Instruction >>
Leave out the pictures and repeat everything else in the records exactly.

Saved data entries
·····
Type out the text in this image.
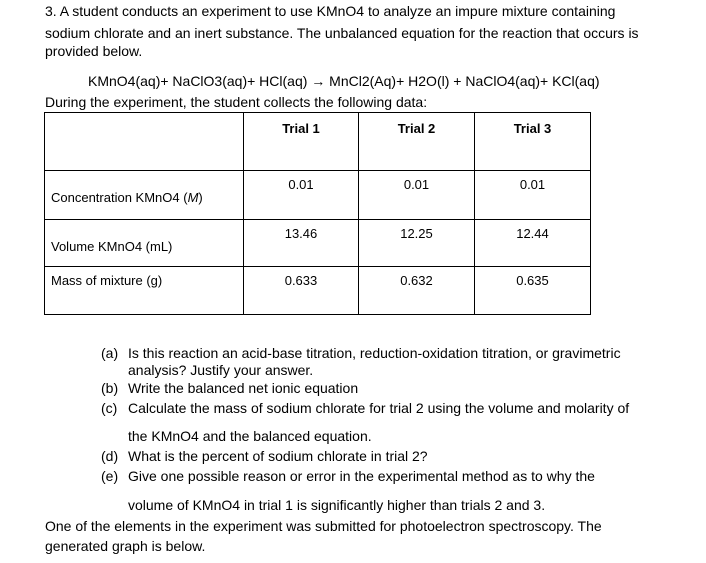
3. A student conducts an experiment to use KMnO4 to analyze an impure mixture containing
sodium chlorate and an inert substance. The unbalanced equation for the reaction that occurs is
provided below.
KMnO4(aq)+ NaClO3(aq)+ HCl(aq) → MnCl2(Aq)+ H2O(l) + NaClO4(aq)+ KCl(aq)
During the experiment, the student collects the following data:
	Trial 1	Trial 2	Trial 3
Concentration KMnO4 (M)	0.01	0.01	0.01
Volume KMnO4 (mL)	13.46	12.25	12.44
Mass of mixture (g)	0.633	0.632	0.635
(a) Is this reaction an acid-base titration, reduction-oxidation titration, or gravimetric
analysis? Justify your answer.
(b) Write the balanced net ionic equation
(c) Calculate the mass of sodium chlorate for trial 2 using the volume and molarity of
the KMnO4 and the balanced equation.
(d) What is the percent of sodium chlorate in trial 2?
(e) Give one possible reason or error in the experimental method as to why the
volume of KMnO4 in trial 1 is significantly higher than trials 2 and 3.
One of the elements in the experiment was submitted for photoelectron spectroscopy. The
generated graph is below.
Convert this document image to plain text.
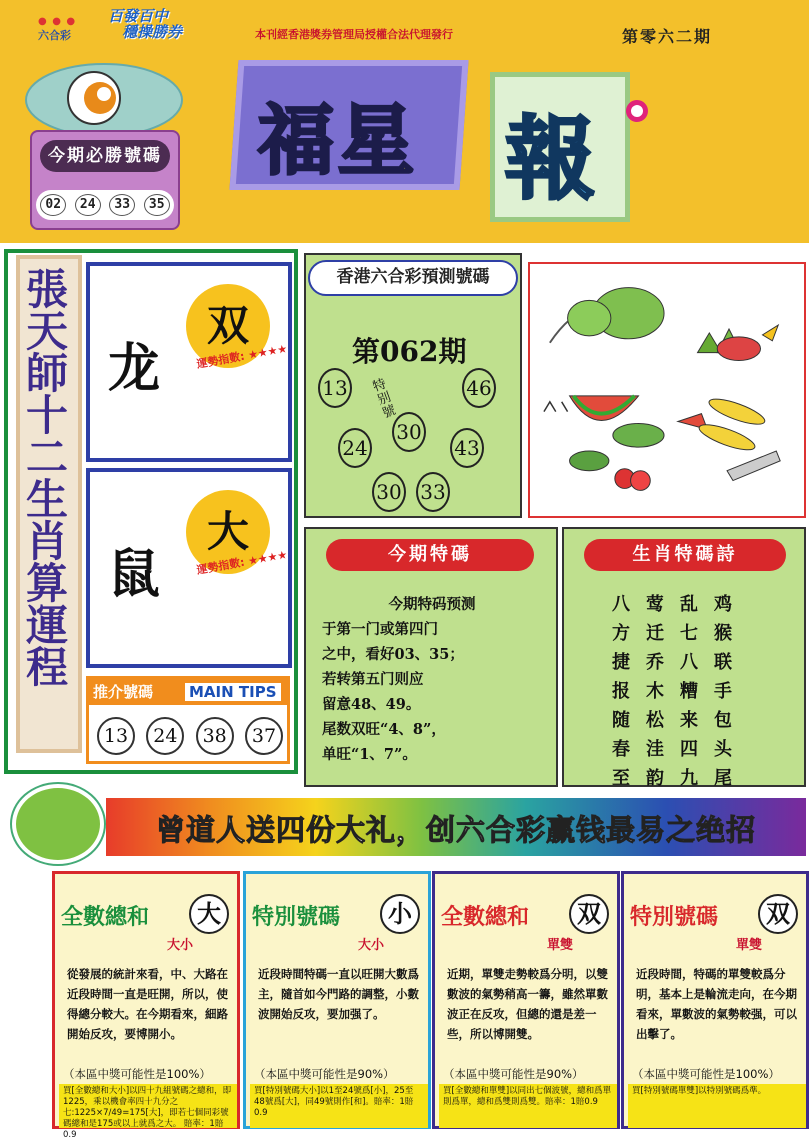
● ● ●
六合彩
百發百中
穩操勝券	本刊經香港獎券管理局授權合法代理發行	第零六二期
今期必勝號碼
02	24	33	35
福星 報
張天師十二生肖算運程 龙
双
運勢指數: ★★★★
鼠
大
運勢指數: ★★★★
推介號碼 MAIN TIPS
13	24	38	37
香港六合彩預測號碼
第062期
特别號
13	46
24
30
43
30 33
今期特碼
今期特码预测
于第一门或第四门
之中，看好03、35；
若转第五门则应
留意48、49。
尾数双旺“4、8”，
单旺“1、7”。
生肖特碼詩
八莺乱鸡
方迁七猴
捷乔八联
报木糟手
随松来包
春洼四头
至韵九尾
曾道人送四份大礼，创六合彩赢钱最易之绝招
全數總和	大
大小
從發展的統計來看，中、大路在近段時間一直是旺開，所以，使得總分較大。在今期看來，細路開始反攻，要博開小。
（本區中獎可能性是100%）
買[全數總和大小]以四十九組號碼之總和，即1225，乘以機會率四十九分之七:1225×7/49=175[大]，即若七個同彩號碼總和是175或以上就爲之大。 賠率：1賠0.9
特別號碼	小
大小
近段時間特碼一直以旺開大數爲主，隨首如今門路的調整，小數波開始反攻，要加强了。
（本區中獎可能性是90%）
買[特別號碼大小]以1至24號爲[小]，25至48號爲[大]，同49號則作[和]。賠率：1賠0.9
全數總和	双
單雙
近期，單雙走勢較爲分明，以雙數波的氣勢稍高一籌，雖然單數波正在反攻，但總的還是差一些，所以博開雙。
（本區中獎可能性是90%）
買[全數總和單雙]以同出七個波號，總和爲單則爲單，總和爲雙則爲雙。賠率：1賠0.9
特別號碼	双
單雙
近段時間，特碼的單雙較爲分明，基本上是輪流走向，在今期看來，單數波的氣勢較强，可以出擊了。
（本區中獎可能性是100%）
買[特別號碼單雙]以特別號碼爲準。
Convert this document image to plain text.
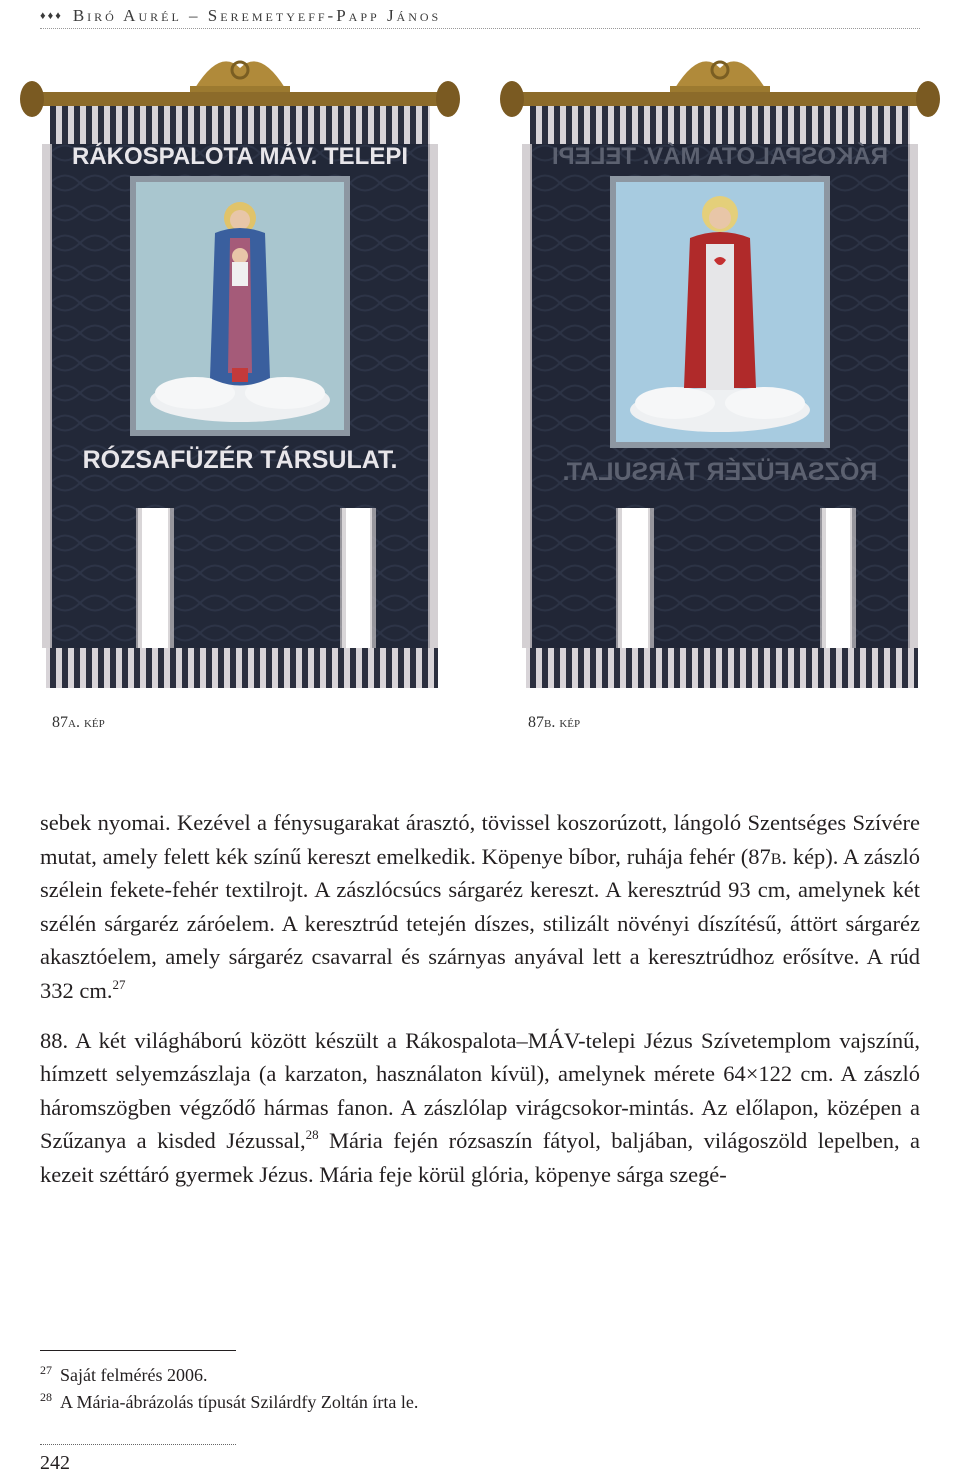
♦♦♦ Biró Aurél – Seremetyeff-Papp János
RÁKOSPALOTA MÁV. TELEPI
RÓZSAFÜZÉR TÁRSULAT.
RÁKOSPALOTA MÁV. TELEPI
RÓZSAFÜZÉR TÁRSULAT.
87a. kép	87b. kép

sebek nyomai. Kezével a fénysugarakat árasztó, tövissel koszorúzott, lángoló Szentséges Szívére mutat, amely felett kék színű kereszt emelkedik. Köpenye bíbor, ruhája fehér (87b. kép). A zászló szélein fekete-fehér textilrojt. A zászlócsúcs sárgaréz kereszt. A keresztrúd 93 cm, amelynek két szélén sárgaréz záróelem. A keresztrúd tetején díszes, stilizált növényi díszítésű, áttört sárgaréz akasztóelem, amely sárgaréz csavarral és szárnyas anyával lett a keresztrúdhoz erősítve. A rúd 332 cm.$^{27}$

88. A két világháború között készült a Rákospalota–MÁV-telepi Jézus Szívetemplom vajszínű, hímzett selyemzászlaja (a karzaton, használaton kívül), amelynek mérete 64×122 cm. A zászló háromszögben végződő hármas fanon. A zászlólap virágcsokor-mintás. Az előlapon, középen a Szűzanya a kisded Jézussal,$^{28}$ Mária fején rózsaszín fátyol, baljában, világoszöld lepelben, a kezeit széttáró gyermek Jézus. Mária feje körül glória, köpenye sárga szegé-

$^{27}$ Saját felmérés 2006.

$^{28}$ A Mária-ábrázolás típusát Szilárdfy Zoltán írta le.

242
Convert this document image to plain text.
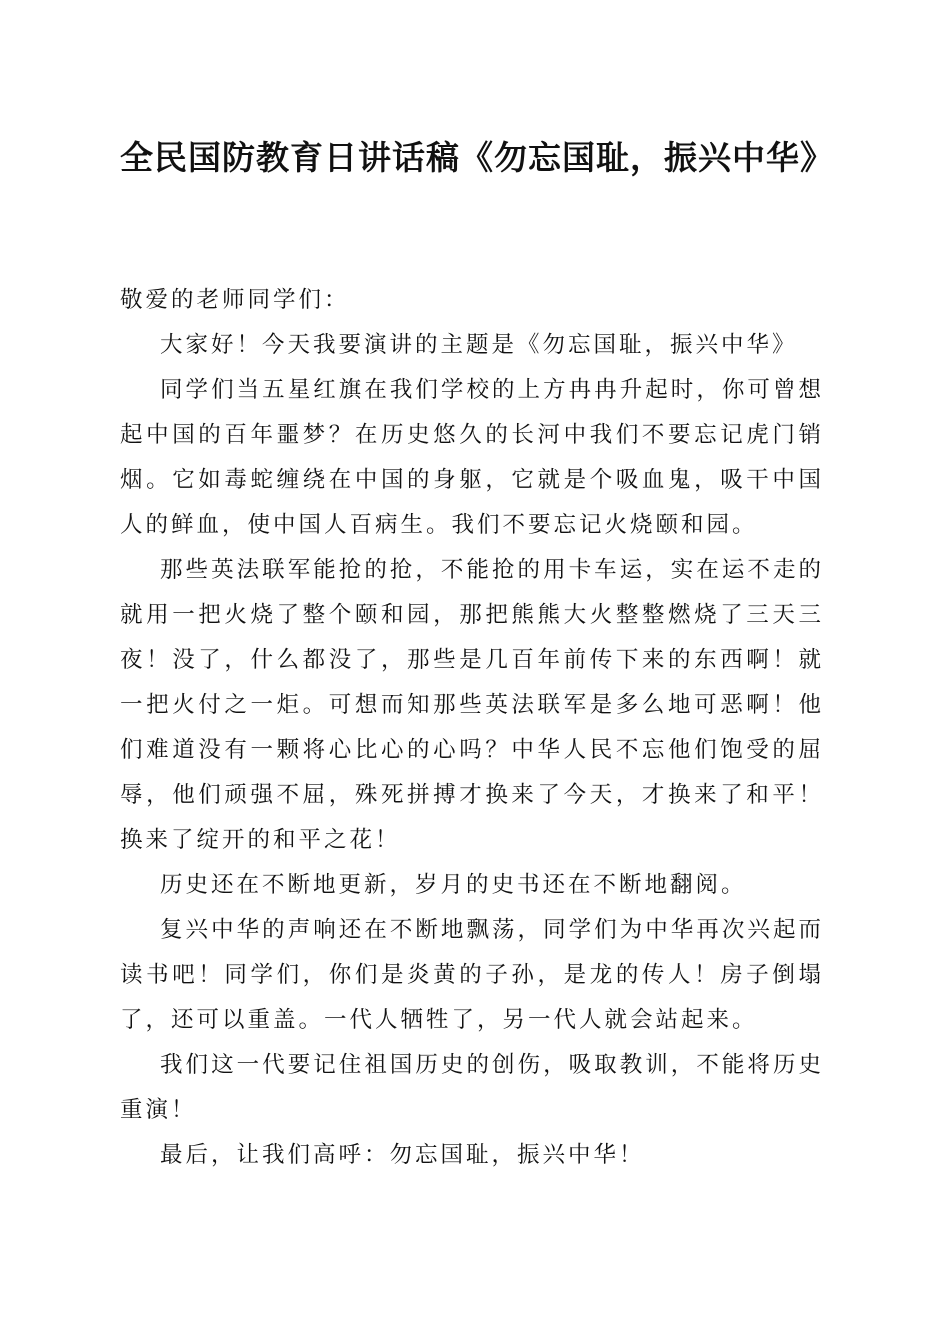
全民国防教育日讲话稿《勿忘国耻，振兴中华》

敬爱的老师同学们：

大家好！今天我要演讲的主题是《勿忘国耻，振兴中华》

同学们当五星红旗在我们学校的上方冉冉升起时，你可曾想起中国的百年噩梦？在历史悠久的长河中我们不要忘记虎门销烟。它如毒蛇缠绕在中国的身躯，它就是个吸血鬼，吸干中国人的鲜血，使中国人百病生。我们不要忘记火烧颐和园。

那些英法联军能抢的抢，不能抢的用卡车运，实在运不走的就用一把火烧了整个颐和园，那把熊熊大火整整燃烧了三天三夜！没了，什么都没了，那些是几百年前传下来的东西啊！就一把火付之一炬。可想而知那些英法联军是多么地可恶啊！他们难道没有一颗将心比心的心吗？中华人民不忘他们饱受的屈辱，他们顽强不屈，殊死拼搏才换来了今天，才换来了和平！换来了绽开的和平之花！

历史还在不断地更新，岁月的史书还在不断地翻阅。

复兴中华的声响还在不断地飘荡，同学们为中华再次兴起而读书吧！同学们，你们是炎黄的子孙，是龙的传人！房子倒塌了，还可以重盖。一代人牺牲了，另一代人就会站起来。

我们这一代要记住祖国历史的创伤，吸取教训，不能将历史重演！

最后，让我们高呼：勿忘国耻，振兴中华！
·····
Written reply >>
Type out the text in this image.
3. A student conducts an experiment to use KMnO4 to analyze an impure mixture containing
sodium chlorate and an inert substance. The unbalanced equation for the reaction that occurs is
provided below.
KMnO4(aq)+ NaClO3(aq)+ HCl(aq) → MnCl2(Aq)+ H2O(l) + NaClO4(aq)+ KCl(aq)
During the experiment, the student collects the following data:
	Trial 1	Trial 2	Trial 3
Concentration KMnO4 (M)	0.01	0.01	0.01
Volume KMnO4 (mL)	13.46	12.25	12.44
Mass of mixture (g)	0.633	0.632	0.635
(a) Is this reaction an acid-base titration, reduction-oxidation titration, or gravimetric
analysis? Justify your answer.
(b) Write the balanced net ionic equation
(c) Calculate the mass of sodium chlorate for trial 2 using the volume and molarity of
the KMnO4 and the balanced equation.
(d) What is the percent of sodium chlorate in trial 2?
(e) Give one possible reason or error in the experimental method as to why the
volume of KMnO4 in trial 1 is significantly higher than trials 2 and 3.
One of the elements in the experiment was submitted for photoelectron spectroscopy. The
generated graph is below.
Convert this document image to plain text.
● ● ●
六合彩
百發百中
穩操勝券	本刊經香港獎券管理局授權合法代理發行	第零六二期
今期必勝號碼
02	24	33	35
福星 報
張天師十二生肖算運程 龙
双
運勢指數: ★★★★
鼠
大
運勢指數: ★★★★
推介號碼 MAIN TIPS
13	24	38	37
香港六合彩預測號碼
第062期
特别號
13	46
24
30
43
30 33
今期特碼
今期特码预测
于第一门或第四门
之中，看好03、35；
若转第五门则应
留意48、49。
尾数双旺“4、8”，
单旺“1、7”。
生肖特碼詩
八莺乱鸡
方迁七猴
捷乔八联
报木糟手
随松来包
春洼四头
至韵九尾
曾道人送四份大礼，创六合彩赢钱最易之绝招
全數總和	大
大小
從發展的統計來看，中、大路在近段時間一直是旺開，所以，使得總分較大。在今期看來，細路開始反攻，要博開小。
（本區中獎可能性是100%）
買[全數總和大小]以四十九組號碼之總和，即1225，乘以機會率四十九分之七:1225×7/49=175[大]，即若七個同彩號碼總和是175或以上就爲之大。 賠率：1賠0.9
特別號碼	小
大小
近段時間特碼一直以旺開大數爲主，隨首如今門路的調整，小數波開始反攻，要加强了。
（本區中獎可能性是90%）
買[特別號碼大小]以1至24號爲[小]，25至48號爲[大]，同49號則作[和]。賠率：1賠0.9
全數總和	双
單雙
近期，單雙走勢較爲分明，以雙數波的氣勢稍高一籌，雖然單數波正在反攻，但總的還是差一些，所以博開雙。
（本區中獎可能性是90%）
買[全數總和單雙]以同出七個波號，總和爲單則爲單，總和爲雙則爲雙。賠率：1賠0.9
特別號碼	双
單雙
近段時間，特碼的單雙較爲分明，基本上是輪流走向，在今期看來，單數波的氣勢較强，可以出擊了。
（本區中獎可能性是100%）
買[特別號碼單雙]以特別號碼爲準。
Convert this document image to plain text.
♦♦♦ Biró Aurél – Seremetyeff-Papp János
RÁKOSPALOTA MÁV. TELEPI
RÓZSAFÜZÉR TÁRSULAT.
RÁKOSPALOTA MÁV. TELEPI
RÓZSAFÜZÉR TÁRSULAT.
87a. kép	87b. kép

sebek nyomai. Kezével a fénysugarakat árasztó, tövissel koszorúzott, lángoló Szentséges Szívére mutat, amely felett kék színű kereszt emelkedik. Köpenye bíbor, ruhája fehér (87b. kép). A zászló szélein fekete-fehér textilrojt. A zászlócsúcs sárgaréz kereszt. A keresztrúd 93 cm, amelynek két szélén sárgaréz záróelem. A keresztrúd tetején díszes, stilizált növényi díszítésű, áttört sárgaréz akasztóelem, amely sárgaréz csavarral és szárnyas anyával lett a keresztrúdhoz erősítve. A rúd 332 cm.$^{27}$

88. A két világháború között készült a Rákospalota–MÁV-telepi Jézus Szívetemplom vajszínű, hímzett selyemzászlaja (a karzaton, használaton kívül), amelynek mérete 64×122 cm. A zászló háromszögben végződő hármas fanon. A zászlólap virágcsokor-mintás. Az előlapon, középen a Szűzanya a kisded Jézussal,$^{28}$ Mária fején rózsaszín fátyol, baljában, világoszöld lepelben, a kezeit széttáró gyermek Jézus. Mária feje körül glória, köpenye sárga szegé-

$^{27}$ Saját felmérés 2006.

$^{28}$ A Mária-ábrázolás típusát Szilárdfy Zoltán írta le.

242
Convert this document image to plain text.
全民国防教育日讲话稿《勿忘国耻，振兴中华》

敬爱的老师同学们：

大家好！今天我要演讲的主题是《勿忘国耻，振兴中华》

同学们当五星红旗在我们学校的上方冉冉升起时，你可曾想起中国的百年噩梦？在历史悠久的长河中我们不要忘记虎门销烟。它如毒蛇缠绕在中国的身躯，它就是个吸血鬼，吸干中国人的鲜血，使中国人百病生。我们不要忘记火烧颐和园。

那些英法联军能抢的抢，不能抢的用卡车运，实在运不走的就用一把火烧了整个颐和园，那把熊熊大火整整燃烧了三天三夜！没了，什么都没了，那些是几百年前传下来的东西啊！就一把火付之一炬。可想而知那些英法联军是多么地可恶啊！他们难道没有一颗将心比心的心吗？中华人民不忘他们饱受的屈辱，他们顽强不屈，殊死拼搏才换来了今天，才换来了和平！换来了绽开的和平之花！

历史还在不断地更新，岁月的史书还在不断地翻阅。

复兴中华的声响还在不断地飘荡，同学们为中华再次兴起而读书吧！同学们，你们是炎黄的子孙，是龙的传人！房子倒塌了，还可以重盖。一代人牺牲了，另一代人就会站起来。

我们这一代要记住祖国历史的创伤，吸取教训，不能将历史重演！

最后，让我们高呼：勿忘国耻，振兴中华！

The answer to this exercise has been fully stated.